| What is asked |
Continue the trivia post about the Best International Feature Film race after its last sentence.

| Passage to read |

■ ■ ■ ■

Oscar's International Race - Pt 2: Random Stats and Key Trivia
Monday, October 7, 2019 at 6:00PM
NATHANIEL R in Best International Film, Carice Van Houten, Czech Republic, Julianne Nicholson, Marwan Kenzari, Oscars (19), Rodrigo Santoro, Stellan SkarsgÄrd, The Painted Bird, foreign films, running times

Now that we have the whole list of 93 films vying for the Oscar for Best International Feature Film, it's time for a collection of trivia regarding this particular vintage...

LONGEST FILM
The Painted Bird (Czech Republic) is just 11 minutes shy of three hours. Lots of films are that long but given that this movie has been referred to as 'the child rape Holocaust movie' three hours sounds utterly punishing. Naturally then, it's split audiences between 'masterpiece' and 'unwatchable' campsRunners up: Domain (Portugal) and Truth or Justice (Estonia) are just a little bit shorter, both about two hours and 45 minutes long.

■ ■ ■ ■

| Extracted records |
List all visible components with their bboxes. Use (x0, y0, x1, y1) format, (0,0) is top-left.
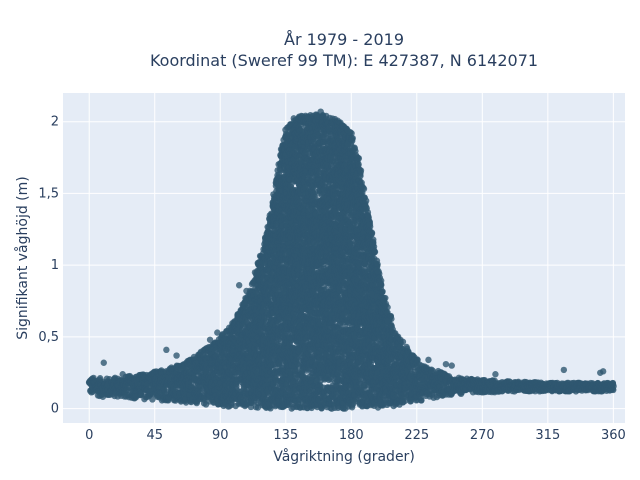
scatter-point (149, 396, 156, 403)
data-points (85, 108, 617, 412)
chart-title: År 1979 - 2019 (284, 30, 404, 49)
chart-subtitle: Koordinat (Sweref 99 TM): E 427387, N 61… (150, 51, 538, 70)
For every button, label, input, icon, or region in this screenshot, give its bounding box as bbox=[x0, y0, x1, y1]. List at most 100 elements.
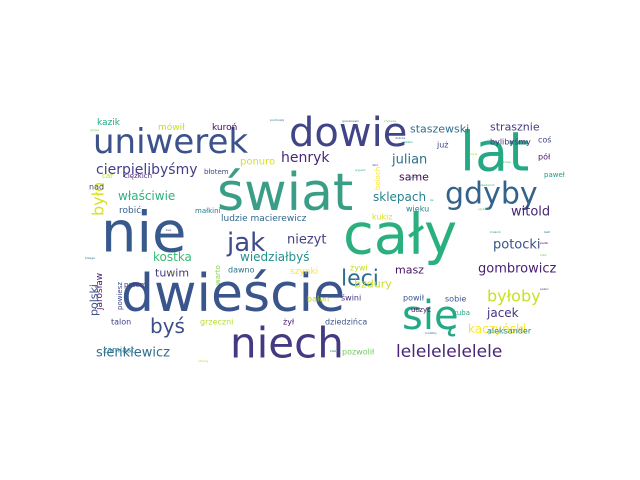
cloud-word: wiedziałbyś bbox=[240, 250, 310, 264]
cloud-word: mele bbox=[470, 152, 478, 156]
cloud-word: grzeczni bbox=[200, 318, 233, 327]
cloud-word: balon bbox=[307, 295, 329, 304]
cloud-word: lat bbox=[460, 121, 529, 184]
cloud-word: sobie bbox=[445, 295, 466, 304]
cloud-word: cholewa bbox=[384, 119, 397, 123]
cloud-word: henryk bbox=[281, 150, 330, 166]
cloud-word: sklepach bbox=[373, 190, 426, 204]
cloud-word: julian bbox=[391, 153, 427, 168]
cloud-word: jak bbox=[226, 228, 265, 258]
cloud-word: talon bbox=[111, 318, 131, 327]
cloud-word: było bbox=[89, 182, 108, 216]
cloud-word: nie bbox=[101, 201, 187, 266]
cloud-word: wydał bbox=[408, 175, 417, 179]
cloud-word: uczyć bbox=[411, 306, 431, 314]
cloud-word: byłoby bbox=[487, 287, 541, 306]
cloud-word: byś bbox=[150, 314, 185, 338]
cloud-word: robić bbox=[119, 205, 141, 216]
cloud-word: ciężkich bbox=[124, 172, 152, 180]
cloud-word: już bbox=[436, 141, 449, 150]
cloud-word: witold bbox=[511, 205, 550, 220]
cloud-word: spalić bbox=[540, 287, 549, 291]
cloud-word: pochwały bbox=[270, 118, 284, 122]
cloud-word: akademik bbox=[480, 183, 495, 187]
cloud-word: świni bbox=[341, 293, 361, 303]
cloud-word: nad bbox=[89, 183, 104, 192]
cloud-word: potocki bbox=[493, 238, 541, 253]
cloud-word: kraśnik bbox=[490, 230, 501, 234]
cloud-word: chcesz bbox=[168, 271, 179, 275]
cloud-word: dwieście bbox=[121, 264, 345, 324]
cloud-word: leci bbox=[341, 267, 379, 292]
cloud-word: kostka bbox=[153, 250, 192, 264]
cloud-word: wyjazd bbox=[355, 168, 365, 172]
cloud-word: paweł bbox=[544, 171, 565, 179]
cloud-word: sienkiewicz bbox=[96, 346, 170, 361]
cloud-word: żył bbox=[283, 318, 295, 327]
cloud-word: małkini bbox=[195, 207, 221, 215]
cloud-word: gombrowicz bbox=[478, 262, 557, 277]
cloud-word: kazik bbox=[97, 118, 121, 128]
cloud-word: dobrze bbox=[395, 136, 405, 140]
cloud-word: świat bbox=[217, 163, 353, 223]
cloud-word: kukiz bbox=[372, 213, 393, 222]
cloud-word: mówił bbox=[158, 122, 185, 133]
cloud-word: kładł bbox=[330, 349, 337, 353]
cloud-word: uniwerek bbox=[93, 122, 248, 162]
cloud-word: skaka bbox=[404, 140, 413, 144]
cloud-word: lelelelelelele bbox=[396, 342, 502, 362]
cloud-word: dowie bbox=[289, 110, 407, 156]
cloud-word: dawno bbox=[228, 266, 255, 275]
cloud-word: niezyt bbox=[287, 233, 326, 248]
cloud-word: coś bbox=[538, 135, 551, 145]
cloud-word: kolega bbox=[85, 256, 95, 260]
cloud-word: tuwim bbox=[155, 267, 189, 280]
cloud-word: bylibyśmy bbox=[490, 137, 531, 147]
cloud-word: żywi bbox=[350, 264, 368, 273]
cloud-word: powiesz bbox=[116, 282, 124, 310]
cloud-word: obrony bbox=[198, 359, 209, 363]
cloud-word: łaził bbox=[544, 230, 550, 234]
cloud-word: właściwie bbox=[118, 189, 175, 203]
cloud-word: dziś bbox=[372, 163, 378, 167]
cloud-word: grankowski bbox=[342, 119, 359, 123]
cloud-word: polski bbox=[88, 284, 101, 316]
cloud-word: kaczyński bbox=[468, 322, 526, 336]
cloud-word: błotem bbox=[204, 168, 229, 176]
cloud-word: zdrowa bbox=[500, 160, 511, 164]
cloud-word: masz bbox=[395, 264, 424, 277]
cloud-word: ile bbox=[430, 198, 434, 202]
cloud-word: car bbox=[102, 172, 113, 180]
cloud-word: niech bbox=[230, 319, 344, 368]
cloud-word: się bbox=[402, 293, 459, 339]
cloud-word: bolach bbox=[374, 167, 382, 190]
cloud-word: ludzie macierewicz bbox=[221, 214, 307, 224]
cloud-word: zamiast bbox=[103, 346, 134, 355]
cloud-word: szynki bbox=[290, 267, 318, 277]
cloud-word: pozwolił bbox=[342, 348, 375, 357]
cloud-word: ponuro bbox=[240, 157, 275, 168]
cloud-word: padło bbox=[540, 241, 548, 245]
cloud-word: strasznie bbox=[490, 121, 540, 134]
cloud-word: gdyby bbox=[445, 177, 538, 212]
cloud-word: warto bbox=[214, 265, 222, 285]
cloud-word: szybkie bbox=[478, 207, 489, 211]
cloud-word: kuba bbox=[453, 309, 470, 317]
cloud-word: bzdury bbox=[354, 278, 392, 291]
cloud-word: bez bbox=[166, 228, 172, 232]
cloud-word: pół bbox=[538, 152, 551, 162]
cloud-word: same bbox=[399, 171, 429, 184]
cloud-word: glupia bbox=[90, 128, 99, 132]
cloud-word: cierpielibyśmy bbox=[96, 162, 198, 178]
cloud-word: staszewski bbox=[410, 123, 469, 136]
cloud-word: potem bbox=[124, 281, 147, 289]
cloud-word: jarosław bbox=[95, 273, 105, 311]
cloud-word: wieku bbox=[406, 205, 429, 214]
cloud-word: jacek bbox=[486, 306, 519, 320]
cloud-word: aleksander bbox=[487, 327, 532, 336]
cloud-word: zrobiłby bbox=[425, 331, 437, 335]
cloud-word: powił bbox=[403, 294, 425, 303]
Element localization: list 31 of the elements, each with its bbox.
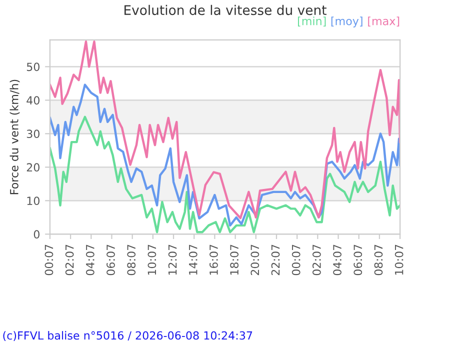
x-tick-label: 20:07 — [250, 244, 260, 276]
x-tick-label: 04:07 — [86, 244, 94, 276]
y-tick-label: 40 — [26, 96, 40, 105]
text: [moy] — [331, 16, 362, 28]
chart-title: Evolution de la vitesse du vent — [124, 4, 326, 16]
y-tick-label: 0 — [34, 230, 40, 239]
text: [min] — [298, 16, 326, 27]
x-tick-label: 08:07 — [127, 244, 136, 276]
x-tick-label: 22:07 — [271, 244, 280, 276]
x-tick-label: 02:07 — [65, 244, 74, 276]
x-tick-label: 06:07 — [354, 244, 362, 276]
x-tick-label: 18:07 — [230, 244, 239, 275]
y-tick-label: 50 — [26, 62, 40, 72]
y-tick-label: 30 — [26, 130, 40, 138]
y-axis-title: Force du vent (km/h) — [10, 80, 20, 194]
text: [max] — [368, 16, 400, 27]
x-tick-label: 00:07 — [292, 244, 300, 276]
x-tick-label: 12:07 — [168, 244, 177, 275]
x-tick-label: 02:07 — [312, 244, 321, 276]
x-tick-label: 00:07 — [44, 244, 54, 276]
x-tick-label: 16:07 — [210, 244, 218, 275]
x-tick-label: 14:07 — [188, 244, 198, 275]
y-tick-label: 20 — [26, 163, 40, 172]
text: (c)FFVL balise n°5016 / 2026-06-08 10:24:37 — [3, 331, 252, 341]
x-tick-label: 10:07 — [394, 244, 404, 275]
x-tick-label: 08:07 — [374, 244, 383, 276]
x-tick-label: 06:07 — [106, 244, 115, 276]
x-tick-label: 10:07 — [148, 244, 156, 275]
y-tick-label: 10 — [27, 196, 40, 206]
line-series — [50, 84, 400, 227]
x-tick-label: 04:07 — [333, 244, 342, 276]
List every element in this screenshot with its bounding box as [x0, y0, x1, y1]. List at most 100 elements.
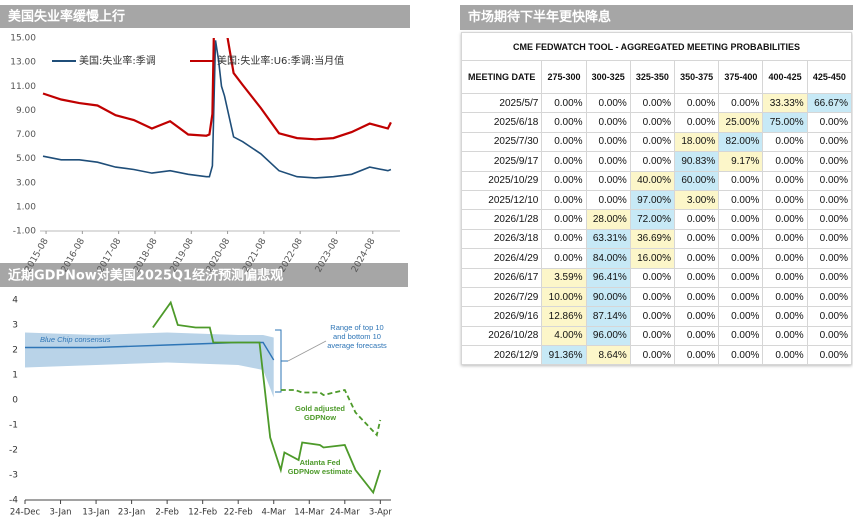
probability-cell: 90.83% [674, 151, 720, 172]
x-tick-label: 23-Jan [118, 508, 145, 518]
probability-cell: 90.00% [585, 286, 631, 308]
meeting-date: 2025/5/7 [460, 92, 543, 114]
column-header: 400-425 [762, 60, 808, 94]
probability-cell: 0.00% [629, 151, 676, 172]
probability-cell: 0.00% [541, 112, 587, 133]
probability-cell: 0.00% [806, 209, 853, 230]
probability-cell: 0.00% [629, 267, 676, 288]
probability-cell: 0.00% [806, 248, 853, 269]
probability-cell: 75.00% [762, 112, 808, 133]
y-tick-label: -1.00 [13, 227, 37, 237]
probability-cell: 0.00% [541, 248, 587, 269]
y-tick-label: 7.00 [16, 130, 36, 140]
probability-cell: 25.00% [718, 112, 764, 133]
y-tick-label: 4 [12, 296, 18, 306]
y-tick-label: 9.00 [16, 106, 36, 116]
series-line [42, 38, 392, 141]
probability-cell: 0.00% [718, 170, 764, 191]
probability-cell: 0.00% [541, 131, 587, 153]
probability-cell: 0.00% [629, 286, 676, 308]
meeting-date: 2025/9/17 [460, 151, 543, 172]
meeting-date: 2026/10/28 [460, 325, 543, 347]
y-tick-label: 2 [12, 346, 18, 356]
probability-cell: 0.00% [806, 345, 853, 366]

■ ■ ■ ■

| Reply to the exercise |
SHORTEST FILM
Poisonous Roses (Egypt) is just 70 minutes long. It's reportedly a mood piece about life in lower-class Cairo that primarily focuses on the relationship of a sister and brother. Runners up: The light documentary When Tomatoes Met Wagner (Greece) is just two minutes longer than that one. Belgium's Our Mothers, Belarus's Debut, Lithuania's Bridges of Time, Albania's The Delegation, and Montenegro's Neverending Past are the other really short titles, all clocking in at 80 minutes or less.

Movie stars, languages, and gayness are after the jump...

MOST COMMON LANGUAGES SPOKEN
Spanish leads the list with about 16 of the films in that language. Arabic is runner up in about 9 films. Russian and French follow, spoken in a half dozen movies each.

FILMS WITH STARS AMERICAN AUDIENCES WILL EASILY RECOGNIZE

Monos (Colombia) has a group of teenage guerilla fighters holding Julianne Nicholson (August Osage County, Masters of Sex) hostage. It's currently in US theaters.

A Translator (Cuba) - Rodrigo Santoro (300, Westworld) headlines as the titular character helping victims of Chernobyl who were sent for treatment in Cuba.

Instinct (The Netherlands) - in this provocative extremely well-acted drama a social worker (Carice van Houten of Game of Thrones, Valkyrie, and Black Book fame) is tasked with evaluating the rehabilitation of a rapist (Marwan Kenzari who just played Jafar for Disney's Aladdin). Reviewed here.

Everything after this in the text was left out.